Element placement data:
........

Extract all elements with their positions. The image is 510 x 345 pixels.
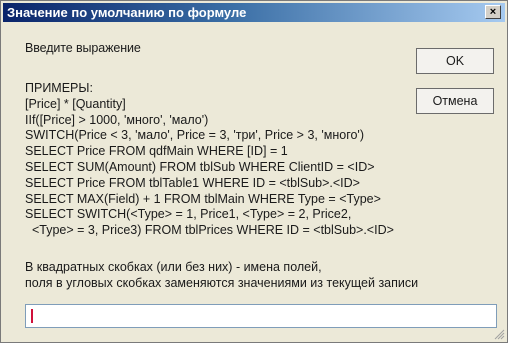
- resize-grip-icon[interactable]: [493, 328, 505, 340]
- close-button[interactable]: ×: [485, 5, 501, 19]
- title-bar[interactable]: Значение по умолчанию по формуле ×: [3, 3, 505, 22]
- example-line: <Type> = 3, Price3) FROM tblPrices WHERE…: [25, 223, 394, 238]
- hint-line: В квадратных скобках (или без них) - име…: [25, 260, 322, 274]
- example-line: SELECT Price FROM tblTable1 WHERE ID = <…: [25, 175, 360, 190]
- text-caret: [31, 309, 33, 323]
- close-icon: ×: [489, 6, 497, 18]
- example-line: SELECT SUM(Amount) FROM tblSub WHERE Cli…: [25, 159, 375, 174]
- examples-heading: ПРИМЕРЫ:: [25, 81, 93, 95]
- hint-line: поля в угловых скобках заменяются значен…: [25, 276, 419, 290]
- prompt-label: Введите выражение: [25, 41, 141, 55]
- example-line: SELECT Price FROM qdfMain WHERE [ID] = 1: [25, 144, 288, 159]
- example-line: IIf([Price] > 1000, 'много', 'мало'): [25, 112, 209, 127]
- example-line: [Price] * [Quantity]: [25, 96, 126, 111]
- example-line: SWITCH(Price < 3, 'мало', Price = 3, 'тр…: [25, 128, 364, 143]
- example-line: SELECT SWITCH(<Type> = 1, Price1, <Type>…: [25, 207, 352, 222]
- ok-button[interactable]: OK: [416, 48, 494, 74]
- examples-block: ПРИМЕРЫ: [Price] * [Quantity] IIf([Price…: [25, 81, 394, 239]
- window-title: Значение по умолчанию по формуле: [7, 5, 247, 20]
- formula-dialog: Значение по умолчанию по формуле × Введи…: [0, 0, 508, 343]
- cancel-button[interactable]: Отмена: [416, 88, 494, 114]
- expression-input[interactable]: [25, 304, 497, 328]
- hint-text: В квадратных скобках (или без них) - име…: [25, 259, 418, 291]
- example-line: SELECT MAX(Field) + 1 FROM tblMain WHERE…: [25, 191, 381, 206]
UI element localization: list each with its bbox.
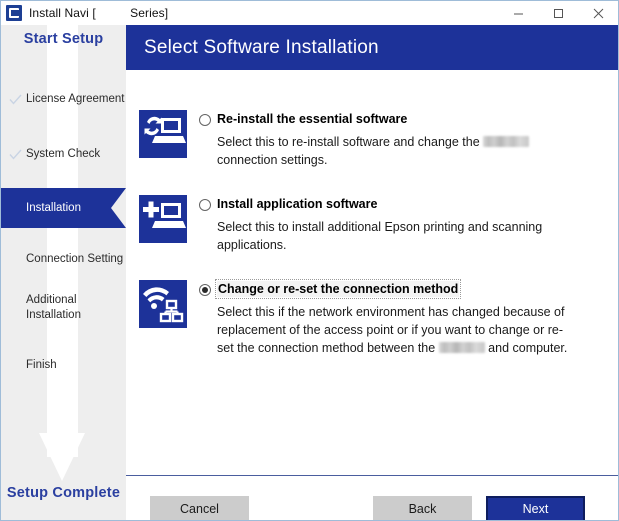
window-title: Install Navi [ Series] — [29, 6, 169, 20]
title-bar: Install Navi [ Series] — [1, 1, 618, 25]
option-title: Re-install the essential software — [217, 112, 408, 126]
option-header: Install application software — [199, 196, 562, 212]
page-title: Select Software Installation — [144, 36, 379, 58]
option-description-part1: Select this to re-install software and c… — [217, 135, 484, 149]
sidebar-item-system-check[interactable]: System Check — [1, 142, 126, 166]
radio-change-connection-method[interactable] — [199, 284, 211, 296]
sidebar-item-installation[interactable]: Installation — [1, 188, 126, 228]
option-description-part2: and computer. — [484, 341, 568, 355]
sidebar-item-connection-setting[interactable]: Connection Setting — [1, 247, 126, 271]
option-install-application-software[interactable]: Install application software Select this… — [139, 195, 562, 254]
option-description: Select this to re-install software and c… — [199, 133, 562, 169]
option-description: Select this to install additional Epson … — [217, 220, 543, 252]
epson-installer-icon — [6, 5, 22, 21]
cancel-button[interactable]: Cancel — [150, 496, 249, 520]
option-header: Change or re-set the connection method — [199, 279, 569, 299]
option-title: Change or re-set the connection method — [214, 279, 462, 299]
sidebar-item-label: Connection Setting — [26, 252, 124, 265]
page-header: Select Software Installation — [126, 25, 618, 70]
option-body: Re-install the essential software Select… — [199, 110, 562, 169]
window-content: Start Setup License Agreement System Che… — [1, 25, 618, 520]
progress-arrow-head-icon — [39, 433, 85, 481]
sidebar-item-label: License Agreement — [26, 92, 125, 105]
radio-install-application-software[interactable] — [199, 199, 211, 211]
sidebar-item-additional-installation[interactable]: Additional Installation — [1, 293, 126, 327]
main-panel: Select Software Installation Re-install … — [126, 25, 618, 520]
checkmark-icon — [6, 149, 24, 160]
option-title: Install application software — [217, 197, 378, 211]
radio-reinstall-essential-software[interactable] — [199, 114, 211, 126]
setup-steps-sidebar: Start Setup License Agreement System Che… — [1, 25, 126, 520]
window-controls — [498, 1, 618, 25]
install-navi-window: Install Navi [ Series] Start Setup Licen… — [0, 0, 619, 521]
next-button[interactable]: Next — [486, 496, 585, 520]
back-button[interactable]: Back — [373, 496, 472, 520]
option-body: Install application software Select this… — [199, 195, 562, 254]
option-description: Select this if the network environment h… — [199, 303, 569, 357]
close-icon[interactable] — [578, 1, 618, 25]
sidebar-item-finish[interactable]: Finish — [1, 353, 126, 377]
checkmark-icon — [6, 94, 24, 105]
option-change-connection-method[interactable]: Change or re-set the connection method S… — [139, 279, 569, 357]
option-description-part2: connection settings. — [217, 153, 328, 167]
sidebar-item-label: Additional Installation — [26, 294, 81, 321]
sidebar-item-label: System Check — [26, 147, 101, 160]
sidebar-item-label: Installation — [26, 201, 81, 214]
sidebar-item-license-agreement[interactable]: License Agreement — [1, 87, 126, 111]
sidebar-setup-complete-label: Setup Complete — [6, 485, 121, 501]
sidebar-item-label: Finish — [26, 358, 57, 371]
minimize-icon[interactable] — [498, 1, 538, 25]
option-reinstall-essential-software[interactable]: Re-install the essential software Select… — [139, 110, 562, 169]
wifi-network-icon — [139, 280, 187, 328]
option-body: Change or re-set the connection method S… — [199, 279, 569, 357]
maximize-icon[interactable] — [538, 1, 578, 25]
add-application-computer-icon — [139, 195, 187, 243]
reinstall-computer-icon — [139, 110, 187, 158]
sidebar-title: Start Setup — [23, 31, 104, 47]
redacted-printer-name — [483, 136, 530, 147]
option-header: Re-install the essential software — [199, 111, 562, 127]
redacted-printer-name — [438, 342, 485, 353]
footer-bar: Cancel Back Next — [126, 476, 618, 520]
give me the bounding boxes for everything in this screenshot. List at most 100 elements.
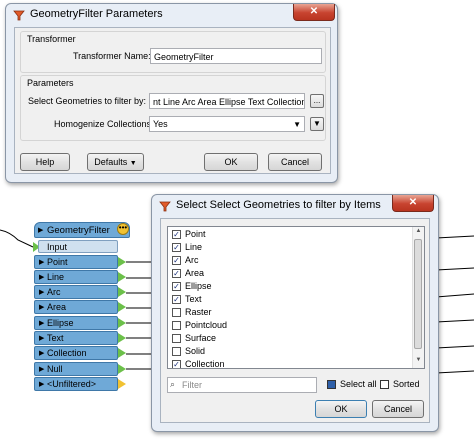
output-pin-icon[interactable] xyxy=(118,318,126,328)
scroll-up-icon[interactable]: ▲ xyxy=(413,228,424,238)
expand-triangle-icon: ▶ xyxy=(39,366,45,373)
output-port-null[interactable]: ▶ Null xyxy=(34,362,118,376)
output-port-ellipse[interactable]: ▶ Ellipse xyxy=(34,316,118,330)
filter-placeholder: Filter xyxy=(182,380,202,390)
select-items-dialog: Select Select Geometries to filter by It… xyxy=(151,194,439,432)
item-checkbox[interactable]: ✓ xyxy=(172,269,181,278)
item-checkbox[interactable] xyxy=(172,347,181,356)
output-connection[interactable] xyxy=(435,235,474,239)
output-pin-icon[interactable] xyxy=(118,348,126,358)
transformer-menu-icon[interactable]: ••• xyxy=(117,223,129,235)
item-checkbox[interactable]: ✓ xyxy=(172,360,181,368)
port-label: Ellipse xyxy=(47,318,74,328)
output-pin-icon[interactable] xyxy=(118,287,126,297)
input-port-label: Input xyxy=(47,242,68,252)
transformer-node-header[interactable]: ▶ GeometryFilter xyxy=(34,222,130,238)
output-port-collection[interactable]: ▶ Collection xyxy=(34,346,118,360)
dialog-titlebar[interactable]: Select Select Geometries to filter by It… xyxy=(152,195,438,217)
output-pin-icon[interactable] xyxy=(118,364,126,374)
output-connection[interactable] xyxy=(435,267,474,271)
expand-triangle-icon: ▶ xyxy=(39,320,45,327)
list-item[interactable]: ✓ Arc xyxy=(172,255,412,268)
list-item[interactable]: ✓ Text xyxy=(172,294,412,307)
port-label: Text xyxy=(47,333,64,343)
output-port-text[interactable]: ▶ Text xyxy=(34,331,118,345)
item-checkbox[interactable]: ✓ xyxy=(172,230,181,239)
scroll-down-icon[interactable]: ▼ xyxy=(413,357,424,367)
port-label: Null xyxy=(47,364,63,374)
port-label: Area xyxy=(47,302,67,312)
cancel-button[interactable]: Cancel xyxy=(372,400,424,418)
expand-triangle-icon: ▶ xyxy=(39,335,45,342)
transformer-name: GeometryFilter xyxy=(47,225,110,236)
list-item[interactable]: Solid xyxy=(172,346,412,359)
sorted-label: Sorted xyxy=(393,379,420,389)
item-label: Surface xyxy=(185,333,217,343)
output-port-arc[interactable]: ▶ Arc xyxy=(34,285,118,299)
item-checkbox[interactable]: ✓ xyxy=(172,256,181,265)
port-label: <Unfiltered> xyxy=(47,379,97,389)
output-port-unfiltered[interactable]: ▶ <Unfiltered> xyxy=(34,377,118,391)
search-icon: ⌕ xyxy=(170,379,176,389)
list-item[interactable]: ✓ Collection xyxy=(172,359,412,368)
select-all-checkbox[interactable] xyxy=(327,380,336,389)
vertical-scrollbar[interactable]: ▲ ▼ xyxy=(412,227,424,368)
list-item[interactable]: ✓ Line xyxy=(172,242,412,255)
item-label: Arc xyxy=(185,255,199,265)
filter-input[interactable]: ⌕ Filter xyxy=(167,377,317,393)
close-button[interactable]: ✕ xyxy=(392,195,434,212)
item-label: Raster xyxy=(185,307,212,317)
output-connection[interactable] xyxy=(435,293,474,298)
port-label: Collection xyxy=(47,348,87,358)
item-label: Solid xyxy=(185,346,206,356)
port-label: Line xyxy=(47,272,65,282)
expand-triangle-icon[interactable]: ▶ xyxy=(38,226,43,234)
output-port-point[interactable]: ▶ Point xyxy=(34,255,118,269)
input-port[interactable]: Input xyxy=(38,240,118,253)
input-connection[interactable] xyxy=(0,229,34,248)
port-label: Point xyxy=(47,257,68,267)
item-label: Text xyxy=(185,294,202,304)
list-item[interactable]: Surface xyxy=(172,333,412,346)
items-list[interactable]: ✓ Point ✓ Line ✓ Arc ✓ Area ✓ Ellipse ✓ … xyxy=(167,226,425,369)
item-checkbox[interactable] xyxy=(172,321,181,330)
item-label: Pointcloud xyxy=(185,320,228,330)
list-item[interactable]: Pointcloud xyxy=(172,320,412,333)
list-item[interactable]: Raster xyxy=(172,307,412,320)
expand-triangle-icon: ▶ xyxy=(39,289,45,296)
item-checkbox[interactable]: ✓ xyxy=(172,243,181,252)
output-port-line[interactable]: ▶ Line xyxy=(34,270,118,284)
item-checkbox[interactable]: ✓ xyxy=(172,295,181,304)
sorted-checkbox[interactable] xyxy=(380,380,389,389)
output-pin-icon[interactable] xyxy=(118,257,126,267)
item-label: Point xyxy=(185,229,206,239)
select-all-label: Select all xyxy=(340,379,377,389)
output-connection[interactable] xyxy=(435,345,474,349)
item-label: Ellipse xyxy=(185,281,212,291)
dialog-body: ✓ Point ✓ Line ✓ Arc ✓ Area ✓ Ellipse ✓ … xyxy=(160,218,430,423)
list-item[interactable]: ✓ Point xyxy=(172,229,412,242)
list-item[interactable]: ✓ Area xyxy=(172,268,412,281)
item-checkbox[interactable]: ✓ xyxy=(172,282,181,291)
expand-triangle-icon: ▶ xyxy=(39,259,45,266)
list-item[interactable]: ✓ Ellipse xyxy=(172,281,412,294)
output-connection[interactable] xyxy=(435,319,474,323)
output-pin-icon[interactable] xyxy=(118,272,126,282)
output-pin-icon[interactable] xyxy=(118,379,126,389)
output-connection[interactable] xyxy=(435,370,474,374)
expand-triangle-icon: ▶ xyxy=(39,381,45,388)
ok-button[interactable]: OK xyxy=(315,400,367,418)
expand-triangle-icon: ▶ xyxy=(39,274,45,281)
dialog-title: Select Select Geometries to filter by It… xyxy=(176,199,381,211)
expand-triangle-icon: ▶ xyxy=(39,304,45,311)
output-port-area[interactable]: ▶ Area xyxy=(34,300,118,314)
item-checkbox[interactable] xyxy=(172,334,181,343)
output-pin-icon[interactable] xyxy=(118,302,126,312)
scrollbar-thumb[interactable] xyxy=(414,239,422,349)
expand-triangle-icon: ▶ xyxy=(39,350,45,357)
item-label: Line xyxy=(185,242,203,252)
fme-app-icon xyxy=(159,201,171,212)
item-label: Area xyxy=(185,268,205,278)
output-pin-icon[interactable] xyxy=(118,333,126,343)
item-checkbox[interactable] xyxy=(172,308,181,317)
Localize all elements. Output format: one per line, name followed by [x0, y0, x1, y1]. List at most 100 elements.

........

Work instructions:
Write out everything from the start of the records down to the line containing "UI element localization: list", with both ends included and no changes to the lines. Leave the pictures out of your answer.

Task result:
Extract all elements with their positions. The image is 510 x 345 pixels.
- resize-grip-icon[interactable]: [493, 328, 505, 340]
- close-button[interactable]: ×: [485, 5, 501, 19]
- title-bar[interactable]: Значение по умолчанию по формуле ×: [3, 3, 505, 22]
- example-line: <Type> = 3, Price3) FROM tblPrices WHERE…: [25, 223, 394, 238]
- hint-line: В квадратных скобках (или без них) - име…: [25, 260, 322, 274]
- example-line: SELECT Price FROM tblTable1 WHERE ID = <…: [25, 175, 360, 190]
- text-caret: [31, 309, 33, 323]
- close-icon: ×: [489, 6, 497, 18]
- example-line: SELECT SUM(Amount) FROM tblSub WHERE Cli…: [25, 159, 375, 174]
- examples-heading: ПРИМЕРЫ:: [25, 81, 93, 95]
- hint-line: поля в угловых скобках заменяются значен…: [25, 276, 419, 290]
- prompt-label: Введите выражение: [25, 41, 141, 55]
- example-line: SELECT Price FROM qdfMain WHERE [ID] = 1: [25, 144, 288, 159]
- example-line: IIf([Price] > 1000, 'много', 'мало'): [25, 112, 209, 127]
- example-line: [Price] * [Quantity]: [25, 96, 126, 111]
- example-line: SWITCH(Price < 3, 'мало', Price = 3, 'тр…: [25, 128, 364, 143]
- example-line: SELECT SWITCH(<Type> = 1, Price1, <Type>…: [25, 207, 352, 222]
- ok-button[interactable]: OK: [416, 48, 494, 74]
- examples-block: ПРИМЕРЫ: [Price] * [Quantity] IIf([Price…: [25, 81, 394, 239]
- window-title: Значение по умолчанию по формуле: [7, 5, 247, 20]
- formula-dialog: Значение по умолчанию по формуле × Введи…: [0, 0, 508, 343]
- cancel-button[interactable]: Отмена: [416, 88, 494, 114]
- expression-input[interactable]: [25, 304, 497, 328]
- hint-text: В квадратных скобках (или без них) - име…: [25, 259, 418, 291]
- example-line: SELECT MAX(Field) + 1 FROM tblMain WHERE…: [25, 191, 381, 206]
UI element localization: list each with its bbox.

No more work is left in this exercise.